* **Prompt**: Reproduce each line of the entries that carries "treatment".

(Saved entries)
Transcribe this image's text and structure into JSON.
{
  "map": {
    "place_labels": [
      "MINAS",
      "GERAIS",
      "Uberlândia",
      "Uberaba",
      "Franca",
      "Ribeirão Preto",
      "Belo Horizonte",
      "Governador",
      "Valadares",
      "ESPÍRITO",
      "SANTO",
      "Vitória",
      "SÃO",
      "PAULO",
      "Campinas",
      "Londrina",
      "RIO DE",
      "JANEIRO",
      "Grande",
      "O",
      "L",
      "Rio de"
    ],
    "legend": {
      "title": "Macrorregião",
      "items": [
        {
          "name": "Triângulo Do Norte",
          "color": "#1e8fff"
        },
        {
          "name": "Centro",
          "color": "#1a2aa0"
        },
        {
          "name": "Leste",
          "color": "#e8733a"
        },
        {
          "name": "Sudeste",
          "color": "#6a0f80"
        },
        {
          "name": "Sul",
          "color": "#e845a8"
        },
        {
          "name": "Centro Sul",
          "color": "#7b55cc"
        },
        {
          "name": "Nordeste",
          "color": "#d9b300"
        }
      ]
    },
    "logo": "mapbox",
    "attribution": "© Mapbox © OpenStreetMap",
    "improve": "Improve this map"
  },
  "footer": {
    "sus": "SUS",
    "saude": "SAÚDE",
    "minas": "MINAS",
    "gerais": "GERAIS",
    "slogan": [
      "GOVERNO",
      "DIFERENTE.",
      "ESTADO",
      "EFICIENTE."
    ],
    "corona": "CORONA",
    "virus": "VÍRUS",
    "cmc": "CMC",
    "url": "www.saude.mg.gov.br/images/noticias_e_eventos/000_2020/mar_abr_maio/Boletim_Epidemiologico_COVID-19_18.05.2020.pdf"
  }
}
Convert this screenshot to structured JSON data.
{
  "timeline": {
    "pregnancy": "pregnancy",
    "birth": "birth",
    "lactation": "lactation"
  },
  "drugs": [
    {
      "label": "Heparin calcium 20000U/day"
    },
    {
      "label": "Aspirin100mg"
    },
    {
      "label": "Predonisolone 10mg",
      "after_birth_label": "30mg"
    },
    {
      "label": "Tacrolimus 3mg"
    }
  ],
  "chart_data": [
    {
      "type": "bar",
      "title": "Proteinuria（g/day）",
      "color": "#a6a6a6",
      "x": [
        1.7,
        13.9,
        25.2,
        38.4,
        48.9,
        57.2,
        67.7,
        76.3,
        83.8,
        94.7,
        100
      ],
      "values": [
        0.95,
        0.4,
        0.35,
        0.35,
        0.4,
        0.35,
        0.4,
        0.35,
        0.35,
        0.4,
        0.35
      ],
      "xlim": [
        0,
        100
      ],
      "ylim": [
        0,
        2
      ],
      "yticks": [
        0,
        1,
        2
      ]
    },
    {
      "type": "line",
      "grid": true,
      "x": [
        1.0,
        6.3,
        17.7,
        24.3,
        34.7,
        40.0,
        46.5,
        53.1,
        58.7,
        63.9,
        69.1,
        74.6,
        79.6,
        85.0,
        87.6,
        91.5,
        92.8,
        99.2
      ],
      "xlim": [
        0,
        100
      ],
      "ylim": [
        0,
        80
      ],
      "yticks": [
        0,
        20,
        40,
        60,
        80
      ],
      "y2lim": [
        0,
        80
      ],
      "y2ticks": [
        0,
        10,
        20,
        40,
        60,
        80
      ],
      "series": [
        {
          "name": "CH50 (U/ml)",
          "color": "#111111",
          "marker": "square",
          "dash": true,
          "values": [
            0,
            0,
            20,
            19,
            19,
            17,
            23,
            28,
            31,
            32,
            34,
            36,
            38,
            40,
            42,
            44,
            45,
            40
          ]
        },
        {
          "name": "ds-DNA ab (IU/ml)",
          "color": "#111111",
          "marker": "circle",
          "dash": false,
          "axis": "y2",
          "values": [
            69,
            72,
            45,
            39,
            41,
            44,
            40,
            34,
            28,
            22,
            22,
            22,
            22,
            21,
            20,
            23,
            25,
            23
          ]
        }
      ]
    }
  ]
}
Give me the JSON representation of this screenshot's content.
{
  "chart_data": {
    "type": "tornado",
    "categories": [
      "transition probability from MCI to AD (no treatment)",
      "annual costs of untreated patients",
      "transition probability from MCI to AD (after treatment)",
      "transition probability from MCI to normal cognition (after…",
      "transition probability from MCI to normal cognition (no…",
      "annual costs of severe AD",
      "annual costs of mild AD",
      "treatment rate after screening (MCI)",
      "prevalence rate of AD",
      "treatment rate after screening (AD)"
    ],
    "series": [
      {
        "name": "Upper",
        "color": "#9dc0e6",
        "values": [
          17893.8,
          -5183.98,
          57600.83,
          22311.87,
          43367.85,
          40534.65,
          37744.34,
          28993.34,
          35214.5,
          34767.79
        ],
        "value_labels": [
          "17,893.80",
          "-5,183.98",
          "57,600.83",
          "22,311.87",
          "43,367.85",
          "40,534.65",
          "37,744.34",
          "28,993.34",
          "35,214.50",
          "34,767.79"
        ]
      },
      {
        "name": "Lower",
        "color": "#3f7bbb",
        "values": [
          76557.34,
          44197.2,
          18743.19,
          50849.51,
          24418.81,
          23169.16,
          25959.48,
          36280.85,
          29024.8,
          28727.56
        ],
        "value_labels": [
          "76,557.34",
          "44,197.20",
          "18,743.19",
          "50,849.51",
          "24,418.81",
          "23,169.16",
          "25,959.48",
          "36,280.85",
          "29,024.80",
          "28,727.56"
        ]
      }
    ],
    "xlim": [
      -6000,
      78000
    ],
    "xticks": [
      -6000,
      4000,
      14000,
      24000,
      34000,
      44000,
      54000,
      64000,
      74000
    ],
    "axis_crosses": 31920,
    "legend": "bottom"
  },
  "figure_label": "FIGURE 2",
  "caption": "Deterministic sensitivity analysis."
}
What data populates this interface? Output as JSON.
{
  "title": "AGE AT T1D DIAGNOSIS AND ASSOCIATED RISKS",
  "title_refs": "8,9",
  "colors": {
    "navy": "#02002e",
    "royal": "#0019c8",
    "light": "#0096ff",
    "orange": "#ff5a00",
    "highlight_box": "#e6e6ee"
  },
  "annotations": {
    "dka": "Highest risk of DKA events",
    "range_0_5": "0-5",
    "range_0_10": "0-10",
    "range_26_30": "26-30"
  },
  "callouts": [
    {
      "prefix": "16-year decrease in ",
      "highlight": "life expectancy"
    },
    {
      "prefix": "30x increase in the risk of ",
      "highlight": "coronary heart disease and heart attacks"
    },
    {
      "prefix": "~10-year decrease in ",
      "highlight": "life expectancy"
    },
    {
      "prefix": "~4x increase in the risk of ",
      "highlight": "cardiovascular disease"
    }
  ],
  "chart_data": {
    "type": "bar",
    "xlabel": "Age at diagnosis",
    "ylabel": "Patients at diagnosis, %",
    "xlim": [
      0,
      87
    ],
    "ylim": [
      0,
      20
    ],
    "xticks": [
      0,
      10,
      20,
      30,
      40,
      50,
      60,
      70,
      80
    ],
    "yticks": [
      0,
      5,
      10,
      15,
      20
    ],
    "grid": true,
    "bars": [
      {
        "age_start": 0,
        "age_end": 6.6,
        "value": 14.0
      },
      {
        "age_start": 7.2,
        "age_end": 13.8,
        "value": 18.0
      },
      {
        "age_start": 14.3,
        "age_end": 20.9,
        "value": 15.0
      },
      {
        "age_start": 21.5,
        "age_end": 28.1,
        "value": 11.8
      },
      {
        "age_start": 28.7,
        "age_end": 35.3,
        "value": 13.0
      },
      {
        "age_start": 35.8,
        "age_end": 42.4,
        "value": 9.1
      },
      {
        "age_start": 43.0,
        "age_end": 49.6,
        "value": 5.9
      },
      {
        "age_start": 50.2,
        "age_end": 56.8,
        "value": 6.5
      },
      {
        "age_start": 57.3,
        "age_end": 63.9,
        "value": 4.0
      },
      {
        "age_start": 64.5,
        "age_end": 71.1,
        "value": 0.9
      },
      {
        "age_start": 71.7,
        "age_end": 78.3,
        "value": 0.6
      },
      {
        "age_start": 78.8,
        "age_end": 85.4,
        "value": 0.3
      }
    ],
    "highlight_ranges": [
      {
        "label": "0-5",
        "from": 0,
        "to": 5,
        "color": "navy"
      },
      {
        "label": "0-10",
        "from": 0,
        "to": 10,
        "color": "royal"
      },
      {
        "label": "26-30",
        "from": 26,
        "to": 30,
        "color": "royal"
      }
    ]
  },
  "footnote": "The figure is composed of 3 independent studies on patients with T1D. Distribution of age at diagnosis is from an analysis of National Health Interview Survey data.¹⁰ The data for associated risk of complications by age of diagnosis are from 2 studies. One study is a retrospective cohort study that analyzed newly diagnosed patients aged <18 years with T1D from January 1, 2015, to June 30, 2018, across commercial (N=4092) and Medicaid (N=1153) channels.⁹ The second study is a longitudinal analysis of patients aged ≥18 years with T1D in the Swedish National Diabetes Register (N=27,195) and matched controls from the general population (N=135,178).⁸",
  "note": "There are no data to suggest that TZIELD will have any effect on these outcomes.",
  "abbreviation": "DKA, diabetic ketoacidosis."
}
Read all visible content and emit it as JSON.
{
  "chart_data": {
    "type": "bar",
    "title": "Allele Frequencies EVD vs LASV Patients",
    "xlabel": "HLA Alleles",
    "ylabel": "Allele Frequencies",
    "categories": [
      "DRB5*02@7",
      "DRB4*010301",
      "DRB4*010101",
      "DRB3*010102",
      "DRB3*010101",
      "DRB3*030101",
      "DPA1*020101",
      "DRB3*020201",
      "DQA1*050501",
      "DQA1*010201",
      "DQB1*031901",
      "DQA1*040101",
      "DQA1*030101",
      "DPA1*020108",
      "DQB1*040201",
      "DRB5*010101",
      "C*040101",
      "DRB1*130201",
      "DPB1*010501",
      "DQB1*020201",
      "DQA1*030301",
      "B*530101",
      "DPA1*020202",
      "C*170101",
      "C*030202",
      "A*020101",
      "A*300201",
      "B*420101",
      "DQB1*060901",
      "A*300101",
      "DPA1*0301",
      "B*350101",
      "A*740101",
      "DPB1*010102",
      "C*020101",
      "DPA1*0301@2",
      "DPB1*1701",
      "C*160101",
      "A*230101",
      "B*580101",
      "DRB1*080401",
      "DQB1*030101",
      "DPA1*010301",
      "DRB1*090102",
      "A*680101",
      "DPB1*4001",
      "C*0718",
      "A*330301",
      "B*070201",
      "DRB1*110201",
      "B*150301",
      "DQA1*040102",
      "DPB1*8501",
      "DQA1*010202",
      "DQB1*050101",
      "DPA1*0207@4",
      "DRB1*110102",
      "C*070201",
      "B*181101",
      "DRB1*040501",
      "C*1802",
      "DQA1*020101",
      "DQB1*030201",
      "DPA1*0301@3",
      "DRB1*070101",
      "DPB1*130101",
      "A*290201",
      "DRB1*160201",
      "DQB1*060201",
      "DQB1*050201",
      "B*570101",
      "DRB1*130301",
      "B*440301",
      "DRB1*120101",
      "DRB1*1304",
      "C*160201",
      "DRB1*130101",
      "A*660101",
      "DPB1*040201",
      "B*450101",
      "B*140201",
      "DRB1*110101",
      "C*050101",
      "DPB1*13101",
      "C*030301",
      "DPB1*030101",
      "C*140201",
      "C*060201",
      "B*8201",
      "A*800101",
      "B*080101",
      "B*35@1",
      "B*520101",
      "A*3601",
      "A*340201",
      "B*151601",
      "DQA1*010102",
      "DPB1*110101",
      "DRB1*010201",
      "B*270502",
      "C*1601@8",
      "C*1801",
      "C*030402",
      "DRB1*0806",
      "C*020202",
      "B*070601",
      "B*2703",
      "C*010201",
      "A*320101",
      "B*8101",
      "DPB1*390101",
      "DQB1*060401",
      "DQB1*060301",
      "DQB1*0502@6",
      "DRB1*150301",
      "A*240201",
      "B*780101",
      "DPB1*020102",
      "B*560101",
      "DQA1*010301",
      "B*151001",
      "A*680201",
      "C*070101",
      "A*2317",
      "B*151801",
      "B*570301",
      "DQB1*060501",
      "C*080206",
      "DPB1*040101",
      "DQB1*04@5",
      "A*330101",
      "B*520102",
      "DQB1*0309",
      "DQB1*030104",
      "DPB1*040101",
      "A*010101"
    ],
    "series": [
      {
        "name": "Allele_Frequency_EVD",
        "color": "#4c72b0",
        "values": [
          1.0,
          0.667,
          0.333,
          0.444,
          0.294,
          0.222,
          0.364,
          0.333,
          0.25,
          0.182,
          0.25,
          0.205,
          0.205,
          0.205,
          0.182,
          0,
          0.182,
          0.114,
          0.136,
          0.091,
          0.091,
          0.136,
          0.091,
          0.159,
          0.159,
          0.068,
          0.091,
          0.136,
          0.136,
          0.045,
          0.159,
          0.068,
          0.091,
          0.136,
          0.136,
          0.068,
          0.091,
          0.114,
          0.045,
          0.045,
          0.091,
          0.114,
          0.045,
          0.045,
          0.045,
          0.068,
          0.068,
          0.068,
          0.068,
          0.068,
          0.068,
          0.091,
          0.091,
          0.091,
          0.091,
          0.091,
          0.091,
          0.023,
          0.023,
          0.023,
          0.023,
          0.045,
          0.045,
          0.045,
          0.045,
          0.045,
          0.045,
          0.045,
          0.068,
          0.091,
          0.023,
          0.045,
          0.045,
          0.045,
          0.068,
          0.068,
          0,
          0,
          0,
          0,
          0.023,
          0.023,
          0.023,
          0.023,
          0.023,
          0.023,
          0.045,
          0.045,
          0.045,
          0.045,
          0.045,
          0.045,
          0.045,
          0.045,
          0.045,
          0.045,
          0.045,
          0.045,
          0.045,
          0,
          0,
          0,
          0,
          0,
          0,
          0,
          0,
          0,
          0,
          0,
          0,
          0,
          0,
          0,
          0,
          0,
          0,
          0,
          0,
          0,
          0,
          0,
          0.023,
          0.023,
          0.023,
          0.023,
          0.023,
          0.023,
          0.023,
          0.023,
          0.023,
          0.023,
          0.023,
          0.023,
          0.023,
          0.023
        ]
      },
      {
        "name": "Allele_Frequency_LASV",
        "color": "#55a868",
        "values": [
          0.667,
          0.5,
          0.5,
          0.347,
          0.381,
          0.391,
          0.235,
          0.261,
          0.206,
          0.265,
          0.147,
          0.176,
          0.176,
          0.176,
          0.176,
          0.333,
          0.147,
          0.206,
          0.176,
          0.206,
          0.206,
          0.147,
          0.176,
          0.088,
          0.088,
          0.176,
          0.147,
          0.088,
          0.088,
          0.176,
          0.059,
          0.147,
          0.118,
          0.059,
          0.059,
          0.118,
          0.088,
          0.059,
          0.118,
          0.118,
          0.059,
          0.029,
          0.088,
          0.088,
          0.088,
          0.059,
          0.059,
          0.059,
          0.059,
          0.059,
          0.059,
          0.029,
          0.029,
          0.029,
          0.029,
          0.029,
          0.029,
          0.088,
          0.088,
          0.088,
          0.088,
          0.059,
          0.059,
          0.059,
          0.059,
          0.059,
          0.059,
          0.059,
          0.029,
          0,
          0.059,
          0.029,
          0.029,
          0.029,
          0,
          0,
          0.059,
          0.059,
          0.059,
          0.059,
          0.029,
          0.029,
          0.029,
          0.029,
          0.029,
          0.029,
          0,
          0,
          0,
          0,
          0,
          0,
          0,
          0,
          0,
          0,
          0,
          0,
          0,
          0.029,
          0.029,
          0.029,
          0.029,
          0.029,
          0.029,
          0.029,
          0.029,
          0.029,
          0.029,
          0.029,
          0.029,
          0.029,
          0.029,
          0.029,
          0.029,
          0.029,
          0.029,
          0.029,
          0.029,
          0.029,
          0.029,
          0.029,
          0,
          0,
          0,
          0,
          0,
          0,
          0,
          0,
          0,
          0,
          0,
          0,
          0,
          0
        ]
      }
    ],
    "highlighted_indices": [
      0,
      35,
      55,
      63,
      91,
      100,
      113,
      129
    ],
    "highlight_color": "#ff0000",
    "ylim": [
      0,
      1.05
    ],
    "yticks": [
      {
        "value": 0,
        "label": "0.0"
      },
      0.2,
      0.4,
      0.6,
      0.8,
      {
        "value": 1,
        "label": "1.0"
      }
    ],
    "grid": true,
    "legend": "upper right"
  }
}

* **Solution below**:
      "transition probability from MCI to AD (no treatment)",
      "transition probability from MCI to AD (after treatment)",
      "treatment rate after screening (MCI)",
      "treatment rate after screening (AD)"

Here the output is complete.